- [The request] Every record must be transcribed in its entirety, apart from the images, which are to be omitted.

- [Material]
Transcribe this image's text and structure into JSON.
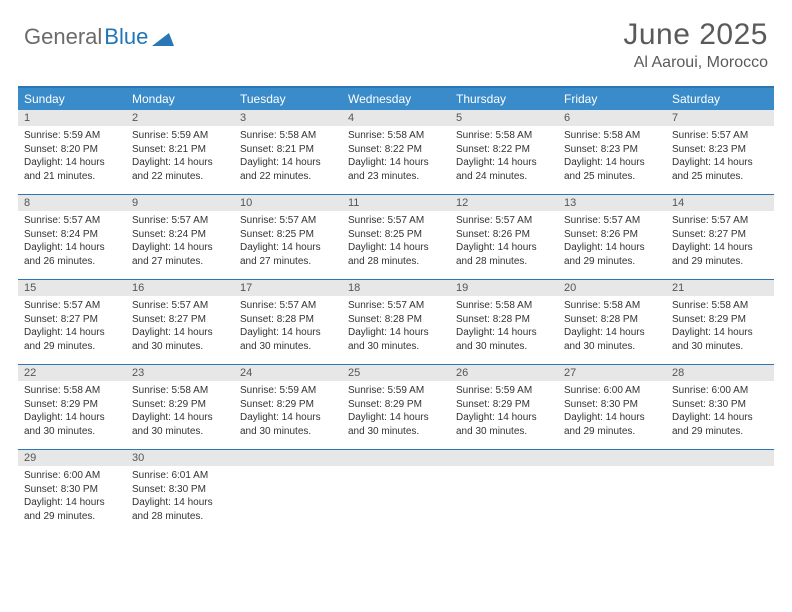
{
  "brand": {
    "part1": "General",
    "part2": "Blue"
  },
  "title": "June 2025",
  "location": "Al Aaroui, Morocco",
  "colors": {
    "header_bg": "#3a8bc9",
    "border": "#2b77b5",
    "daynum_bg": "#e7e7e7",
    "text": "#333333",
    "title_text": "#5a5a5a",
    "brand_gray": "#6b6b6b",
    "brand_blue": "#2176b8",
    "background": "#ffffff"
  },
  "typography": {
    "font_family": "Arial",
    "title_size_pt": 22,
    "body_size_pt": 7.5
  },
  "calendar": {
    "type": "table",
    "columns": [
      "Sunday",
      "Monday",
      "Tuesday",
      "Wednesday",
      "Thursday",
      "Friday",
      "Saturday"
    ],
    "weeks": [
      [
        {
          "n": "1",
          "sr": "5:59 AM",
          "ss": "8:20 PM",
          "dl": "14 hours and 21 minutes."
        },
        {
          "n": "2",
          "sr": "5:59 AM",
          "ss": "8:21 PM",
          "dl": "14 hours and 22 minutes."
        },
        {
          "n": "3",
          "sr": "5:58 AM",
          "ss": "8:21 PM",
          "dl": "14 hours and 22 minutes."
        },
        {
          "n": "4",
          "sr": "5:58 AM",
          "ss": "8:22 PM",
          "dl": "14 hours and 23 minutes."
        },
        {
          "n": "5",
          "sr": "5:58 AM",
          "ss": "8:22 PM",
          "dl": "14 hours and 24 minutes."
        },
        {
          "n": "6",
          "sr": "5:58 AM",
          "ss": "8:23 PM",
          "dl": "14 hours and 25 minutes."
        },
        {
          "n": "7",
          "sr": "5:57 AM",
          "ss": "8:23 PM",
          "dl": "14 hours and 25 minutes."
        }
      ],
      [
        {
          "n": "8",
          "sr": "5:57 AM",
          "ss": "8:24 PM",
          "dl": "14 hours and 26 minutes."
        },
        {
          "n": "9",
          "sr": "5:57 AM",
          "ss": "8:24 PM",
          "dl": "14 hours and 27 minutes."
        },
        {
          "n": "10",
          "sr": "5:57 AM",
          "ss": "8:25 PM",
          "dl": "14 hours and 27 minutes."
        },
        {
          "n": "11",
          "sr": "5:57 AM",
          "ss": "8:25 PM",
          "dl": "14 hours and 28 minutes."
        },
        {
          "n": "12",
          "sr": "5:57 AM",
          "ss": "8:26 PM",
          "dl": "14 hours and 28 minutes."
        },
        {
          "n": "13",
          "sr": "5:57 AM",
          "ss": "8:26 PM",
          "dl": "14 hours and 29 minutes."
        },
        {
          "n": "14",
          "sr": "5:57 AM",
          "ss": "8:27 PM",
          "dl": "14 hours and 29 minutes."
        }
      ],
      [
        {
          "n": "15",
          "sr": "5:57 AM",
          "ss": "8:27 PM",
          "dl": "14 hours and 29 minutes."
        },
        {
          "n": "16",
          "sr": "5:57 AM",
          "ss": "8:27 PM",
          "dl": "14 hours and 30 minutes."
        },
        {
          "n": "17",
          "sr": "5:57 AM",
          "ss": "8:28 PM",
          "dl": "14 hours and 30 minutes."
        },
        {
          "n": "18",
          "sr": "5:57 AM",
          "ss": "8:28 PM",
          "dl": "14 hours and 30 minutes."
        },
        {
          "n": "19",
          "sr": "5:58 AM",
          "ss": "8:28 PM",
          "dl": "14 hours and 30 minutes."
        },
        {
          "n": "20",
          "sr": "5:58 AM",
          "ss": "8:28 PM",
          "dl": "14 hours and 30 minutes."
        },
        {
          "n": "21",
          "sr": "5:58 AM",
          "ss": "8:29 PM",
          "dl": "14 hours and 30 minutes."
        }
      ],
      [
        {
          "n": "22",
          "sr": "5:58 AM",
          "ss": "8:29 PM",
          "dl": "14 hours and 30 minutes."
        },
        {
          "n": "23",
          "sr": "5:58 AM",
          "ss": "8:29 PM",
          "dl": "14 hours and 30 minutes."
        },
        {
          "n": "24",
          "sr": "5:59 AM",
          "ss": "8:29 PM",
          "dl": "14 hours and 30 minutes."
        },
        {
          "n": "25",
          "sr": "5:59 AM",
          "ss": "8:29 PM",
          "dl": "14 hours and 30 minutes."
        },
        {
          "n": "26",
          "sr": "5:59 AM",
          "ss": "8:29 PM",
          "dl": "14 hours and 30 minutes."
        },
        {
          "n": "27",
          "sr": "6:00 AM",
          "ss": "8:30 PM",
          "dl": "14 hours and 29 minutes."
        },
        {
          "n": "28",
          "sr": "6:00 AM",
          "ss": "8:30 PM",
          "dl": "14 hours and 29 minutes."
        }
      ],
      [
        {
          "n": "29",
          "sr": "6:00 AM",
          "ss": "8:30 PM",
          "dl": "14 hours and 29 minutes."
        },
        {
          "n": "30",
          "sr": "6:01 AM",
          "ss": "8:30 PM",
          "dl": "14 hours and 28 minutes."
        },
        null,
        null,
        null,
        null,
        null
      ]
    ],
    "labels": {
      "sunrise": "Sunrise:",
      "sunset": "Sunset:",
      "daylight": "Daylight:"
    }
  }
}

- [Correct result]
Transcribe this image's text and structure into JSON.
{
  "brand": {
    "part1": "General",
    "part2": "Blue"
  },
  "title": "June 2025",
  "location": "Al Aaroui, Morocco",
  "colors": {
    "header_bg": "#3a8bc9",
    "border": "#2b77b5",
    "daynum_bg": "#e7e7e7",
    "text": "#333333",
    "title_text": "#5a5a5a",
    "brand_gray": "#6b6b6b",
    "brand_blue": "#2176b8",
    "background": "#ffffff"
  },
  "typography": {
    "font_family": "Arial",
    "title_size_pt": 22,
    "body_size_pt": 7.5
  },
  "calendar": {
    "type": "table",
    "columns": [
      "Sunday",
      "Monday",
      "Tuesday",
      "Wednesday",
      "Thursday",
      "Friday",
      "Saturday"
    ],
    "weeks": [
      [
        {
          "n": "1",
          "sr": "5:59 AM",
          "ss": "8:20 PM",
          "dl": "14 hours and 21 minutes."
        },
        {
          "n": "2",
          "sr": "5:59 AM",
          "ss": "8:21 PM",
          "dl": "14 hours and 22 minutes."
        },
        {
          "n": "3",
          "sr": "5:58 AM",
          "ss": "8:21 PM",
          "dl": "14 hours and 22 minutes."
        },
        {
          "n": "4",
          "sr": "5:58 AM",
          "ss": "8:22 PM",
          "dl": "14 hours and 23 minutes."
        },
        {
          "n": "5",
          "sr": "5:58 AM",
          "ss": "8:22 PM",
          "dl": "14 hours and 24 minutes."
        },
        {
          "n": "6",
          "sr": "5:58 AM",
          "ss": "8:23 PM",
          "dl": "14 hours and 25 minutes."
        },
        {
          "n": "7",
          "sr": "5:57 AM",
          "ss": "8:23 PM",
          "dl": "14 hours and 25 minutes."
        }
      ],
      [
        {
          "n": "8",
          "sr": "5:57 AM",
          "ss": "8:24 PM",
          "dl": "14 hours and 26 minutes."
        },
        {
          "n": "9",
          "sr": "5:57 AM",
          "ss": "8:24 PM",
          "dl": "14 hours and 27 minutes."
        },
        {
          "n": "10",
          "sr": "5:57 AM",
          "ss": "8:25 PM",
          "dl": "14 hours and 27 minutes."
        },
        {
          "n": "11",
          "sr": "5:57 AM",
          "ss": "8:25 PM",
          "dl": "14 hours and 28 minutes."
        },
        {
          "n": "12",
          "sr": "5:57 AM",
          "ss": "8:26 PM",
          "dl": "14 hours and 28 minutes."
        },
        {
          "n": "13",
          "sr": "5:57 AM",
          "ss": "8:26 PM",
          "dl": "14 hours and 29 minutes."
        },
        {
          "n": "14",
          "sr": "5:57 AM",
          "ss": "8:27 PM",
          "dl": "14 hours and 29 minutes."
        }
      ],
      [
        {
          "n": "15",
          "sr": "5:57 AM",
          "ss": "8:27 PM",
          "dl": "14 hours and 29 minutes."
        },
        {
          "n": "16",
          "sr": "5:57 AM",
          "ss": "8:27 PM",
          "dl": "14 hours and 30 minutes."
        },
        {
          "n": "17",
          "sr": "5:57 AM",
          "ss": "8:28 PM",
          "dl": "14 hours and 30 minutes."
        },
        {
          "n": "18",
          "sr": "5:57 AM",
          "ss": "8:28 PM",
          "dl": "14 hours and 30 minutes."
        },
        {
          "n": "19",
          "sr": "5:58 AM",
          "ss": "8:28 PM",
          "dl": "14 hours and 30 minutes."
        },
        {
          "n": "20",
          "sr": "5:58 AM",
          "ss": "8:28 PM",
          "dl": "14 hours and 30 minutes."
        },
        {
          "n": "21",
          "sr": "5:58 AM",
          "ss": "8:29 PM",
          "dl": "14 hours and 30 minutes."
        }
      ],
      [
        {
          "n": "22",
          "sr": "5:58 AM",
          "ss": "8:29 PM",
          "dl": "14 hours and 30 minutes."
        },
        {
          "n": "23",
          "sr": "5:58 AM",
          "ss": "8:29 PM",
          "dl": "14 hours and 30 minutes."
        },
        {
          "n": "24",
          "sr": "5:59 AM",
          "ss": "8:29 PM",
          "dl": "14 hours and 30 minutes."
        },
        {
          "n": "25",
          "sr": "5:59 AM",
          "ss": "8:29 PM",
          "dl": "14 hours and 30 minutes."
        },
        {
          "n": "26",
          "sr": "5:59 AM",
          "ss": "8:29 PM",
          "dl": "14 hours and 30 minutes."
        },
        {
          "n": "27",
          "sr": "6:00 AM",
          "ss": "8:30 PM",
          "dl": "14 hours and 29 minutes."
        },
        {
          "n": "28",
          "sr": "6:00 AM",
          "ss": "8:30 PM",
          "dl": "14 hours and 29 minutes."
        }
      ],
      [
        {
          "n": "29",
          "sr": "6:00 AM",
          "ss": "8:30 PM",
          "dl": "14 hours and 29 minutes."
        },
        {
          "n": "30",
          "sr": "6:01 AM",
          "ss": "8:30 PM",
          "dl": "14 hours and 28 minutes."
        },
        null,
        null,
        null,
        null,
        null
      ]
    ],
    "labels": {
      "sunrise": "Sunrise:",
      "sunset": "Sunset:",
      "daylight": "Daylight:"
    }
  }
}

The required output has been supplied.